───── DATASET EXCERPTS ─────

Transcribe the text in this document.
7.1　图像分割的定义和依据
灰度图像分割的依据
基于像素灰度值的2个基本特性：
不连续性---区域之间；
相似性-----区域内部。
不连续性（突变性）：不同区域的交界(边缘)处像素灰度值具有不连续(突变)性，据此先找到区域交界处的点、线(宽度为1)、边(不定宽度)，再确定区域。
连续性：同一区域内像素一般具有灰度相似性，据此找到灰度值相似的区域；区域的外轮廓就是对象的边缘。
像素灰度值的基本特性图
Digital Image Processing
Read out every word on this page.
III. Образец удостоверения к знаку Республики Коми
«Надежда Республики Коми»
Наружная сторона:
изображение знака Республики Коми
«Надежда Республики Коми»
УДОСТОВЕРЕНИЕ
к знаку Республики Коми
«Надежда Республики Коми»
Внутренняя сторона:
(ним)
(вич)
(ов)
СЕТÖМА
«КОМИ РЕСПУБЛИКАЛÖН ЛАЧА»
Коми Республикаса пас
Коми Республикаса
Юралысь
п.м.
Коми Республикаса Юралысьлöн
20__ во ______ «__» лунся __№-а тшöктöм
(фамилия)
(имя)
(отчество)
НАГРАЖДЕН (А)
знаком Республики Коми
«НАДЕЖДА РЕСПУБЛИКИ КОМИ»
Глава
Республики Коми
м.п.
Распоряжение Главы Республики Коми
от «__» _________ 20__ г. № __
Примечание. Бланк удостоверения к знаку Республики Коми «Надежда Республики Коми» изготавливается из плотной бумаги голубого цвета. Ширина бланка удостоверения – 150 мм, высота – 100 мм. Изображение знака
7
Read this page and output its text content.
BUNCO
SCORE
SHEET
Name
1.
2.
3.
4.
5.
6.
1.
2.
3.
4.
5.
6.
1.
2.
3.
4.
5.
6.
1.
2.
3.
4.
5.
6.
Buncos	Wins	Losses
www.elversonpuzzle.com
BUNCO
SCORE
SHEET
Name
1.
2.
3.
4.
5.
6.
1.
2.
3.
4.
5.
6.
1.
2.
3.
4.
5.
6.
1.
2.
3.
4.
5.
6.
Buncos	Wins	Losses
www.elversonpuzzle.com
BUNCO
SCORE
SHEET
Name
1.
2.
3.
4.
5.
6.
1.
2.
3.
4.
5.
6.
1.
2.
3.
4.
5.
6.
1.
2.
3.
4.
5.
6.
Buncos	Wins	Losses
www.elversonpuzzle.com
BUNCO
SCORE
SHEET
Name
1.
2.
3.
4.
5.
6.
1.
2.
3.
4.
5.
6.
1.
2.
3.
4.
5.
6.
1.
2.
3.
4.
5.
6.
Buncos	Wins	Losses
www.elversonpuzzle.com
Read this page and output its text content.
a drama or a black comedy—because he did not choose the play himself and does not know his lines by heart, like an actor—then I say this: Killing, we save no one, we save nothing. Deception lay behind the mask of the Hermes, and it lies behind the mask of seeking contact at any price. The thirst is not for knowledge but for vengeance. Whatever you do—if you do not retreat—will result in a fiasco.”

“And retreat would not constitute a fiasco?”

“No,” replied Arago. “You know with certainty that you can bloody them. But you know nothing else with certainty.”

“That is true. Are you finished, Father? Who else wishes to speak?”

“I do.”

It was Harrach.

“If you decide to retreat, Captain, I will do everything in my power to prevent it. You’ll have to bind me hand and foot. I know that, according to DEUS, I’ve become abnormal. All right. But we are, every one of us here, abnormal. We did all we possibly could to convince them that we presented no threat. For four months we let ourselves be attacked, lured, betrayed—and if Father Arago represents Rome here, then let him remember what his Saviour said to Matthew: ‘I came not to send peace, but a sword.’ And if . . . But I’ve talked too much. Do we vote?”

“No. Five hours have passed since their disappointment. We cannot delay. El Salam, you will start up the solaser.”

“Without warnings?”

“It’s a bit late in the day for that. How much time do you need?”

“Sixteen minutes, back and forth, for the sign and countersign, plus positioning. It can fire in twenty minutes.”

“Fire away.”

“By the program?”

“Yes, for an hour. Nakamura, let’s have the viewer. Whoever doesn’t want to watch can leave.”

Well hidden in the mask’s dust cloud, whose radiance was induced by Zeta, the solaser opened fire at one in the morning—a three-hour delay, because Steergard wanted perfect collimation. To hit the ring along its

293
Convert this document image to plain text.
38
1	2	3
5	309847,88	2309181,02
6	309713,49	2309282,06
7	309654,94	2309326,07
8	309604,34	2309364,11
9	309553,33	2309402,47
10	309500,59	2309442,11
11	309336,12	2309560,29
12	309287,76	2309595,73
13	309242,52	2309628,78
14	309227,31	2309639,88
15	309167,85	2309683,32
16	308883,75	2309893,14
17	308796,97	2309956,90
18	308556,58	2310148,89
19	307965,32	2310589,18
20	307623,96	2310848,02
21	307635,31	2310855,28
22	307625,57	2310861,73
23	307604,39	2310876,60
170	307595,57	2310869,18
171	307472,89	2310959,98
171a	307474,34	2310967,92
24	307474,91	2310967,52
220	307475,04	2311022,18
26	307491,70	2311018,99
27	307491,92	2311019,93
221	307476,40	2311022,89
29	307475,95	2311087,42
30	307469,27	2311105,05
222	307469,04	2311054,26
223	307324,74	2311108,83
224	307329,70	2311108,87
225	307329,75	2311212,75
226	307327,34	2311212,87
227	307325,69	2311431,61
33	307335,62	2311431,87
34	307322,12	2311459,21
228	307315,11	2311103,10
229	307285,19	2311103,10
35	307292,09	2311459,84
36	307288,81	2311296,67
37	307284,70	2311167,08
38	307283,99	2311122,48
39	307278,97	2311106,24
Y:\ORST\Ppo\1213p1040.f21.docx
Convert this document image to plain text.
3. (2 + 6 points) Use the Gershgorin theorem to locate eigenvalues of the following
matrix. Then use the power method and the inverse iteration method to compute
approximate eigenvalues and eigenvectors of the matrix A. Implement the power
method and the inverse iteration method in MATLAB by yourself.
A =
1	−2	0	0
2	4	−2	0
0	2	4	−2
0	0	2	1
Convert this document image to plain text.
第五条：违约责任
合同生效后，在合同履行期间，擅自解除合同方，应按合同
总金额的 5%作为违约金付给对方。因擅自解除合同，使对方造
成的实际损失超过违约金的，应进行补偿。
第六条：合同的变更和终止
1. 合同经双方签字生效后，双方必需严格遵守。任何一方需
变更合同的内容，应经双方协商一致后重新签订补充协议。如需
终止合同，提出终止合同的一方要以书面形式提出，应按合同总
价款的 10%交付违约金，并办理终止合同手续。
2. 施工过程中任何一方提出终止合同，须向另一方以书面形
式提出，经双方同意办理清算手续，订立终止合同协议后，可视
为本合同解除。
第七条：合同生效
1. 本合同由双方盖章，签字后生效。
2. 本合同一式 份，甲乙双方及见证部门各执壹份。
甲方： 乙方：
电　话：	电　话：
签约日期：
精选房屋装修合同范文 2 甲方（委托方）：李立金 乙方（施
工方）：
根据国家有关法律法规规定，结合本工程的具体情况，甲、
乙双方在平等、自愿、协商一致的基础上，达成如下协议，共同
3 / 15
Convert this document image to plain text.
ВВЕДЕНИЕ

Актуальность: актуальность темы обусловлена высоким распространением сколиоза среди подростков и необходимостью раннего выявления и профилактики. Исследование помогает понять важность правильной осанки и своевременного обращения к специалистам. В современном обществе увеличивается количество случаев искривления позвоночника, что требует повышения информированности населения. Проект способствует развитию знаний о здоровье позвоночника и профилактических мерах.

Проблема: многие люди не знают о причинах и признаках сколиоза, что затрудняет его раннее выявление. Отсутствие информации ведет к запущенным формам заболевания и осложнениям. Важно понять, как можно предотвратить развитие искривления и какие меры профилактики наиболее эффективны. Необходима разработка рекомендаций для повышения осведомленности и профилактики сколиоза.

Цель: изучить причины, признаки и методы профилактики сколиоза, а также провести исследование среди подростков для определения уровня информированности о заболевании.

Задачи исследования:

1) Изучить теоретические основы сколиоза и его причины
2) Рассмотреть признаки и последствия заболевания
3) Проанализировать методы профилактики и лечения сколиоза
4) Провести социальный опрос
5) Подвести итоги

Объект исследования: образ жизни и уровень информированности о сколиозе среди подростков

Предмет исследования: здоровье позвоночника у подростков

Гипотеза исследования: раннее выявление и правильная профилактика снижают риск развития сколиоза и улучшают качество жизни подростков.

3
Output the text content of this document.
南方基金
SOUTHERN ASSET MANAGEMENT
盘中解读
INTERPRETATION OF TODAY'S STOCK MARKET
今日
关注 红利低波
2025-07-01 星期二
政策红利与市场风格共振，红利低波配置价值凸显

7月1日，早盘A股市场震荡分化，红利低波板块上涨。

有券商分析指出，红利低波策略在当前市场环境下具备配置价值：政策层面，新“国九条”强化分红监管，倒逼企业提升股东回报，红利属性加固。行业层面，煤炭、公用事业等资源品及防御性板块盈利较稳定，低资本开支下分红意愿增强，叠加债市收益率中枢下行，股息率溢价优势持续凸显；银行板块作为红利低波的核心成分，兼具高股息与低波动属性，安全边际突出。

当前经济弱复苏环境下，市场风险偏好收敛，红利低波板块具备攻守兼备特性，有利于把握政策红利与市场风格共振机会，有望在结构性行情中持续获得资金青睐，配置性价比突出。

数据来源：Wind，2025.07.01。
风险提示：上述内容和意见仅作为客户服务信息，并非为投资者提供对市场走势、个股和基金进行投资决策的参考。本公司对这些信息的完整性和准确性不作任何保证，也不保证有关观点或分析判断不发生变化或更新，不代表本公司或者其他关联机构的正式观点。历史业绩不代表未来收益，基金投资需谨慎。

─────

## REQUIRED TASK
Copy out every line of the listing that includes the string "delay".

## SOLVED PROBLEM
“No. Five hours have passed since their disappointment. We cannot delay. El Salam, you will start up the solaser.”
Well hidden in the mask’s dust cloud, whose radiance was induced by Zeta, the solaser opened fire at one in the morning—a three-hour delay, because Steergard wanted perfect collimation. To hit the ring along its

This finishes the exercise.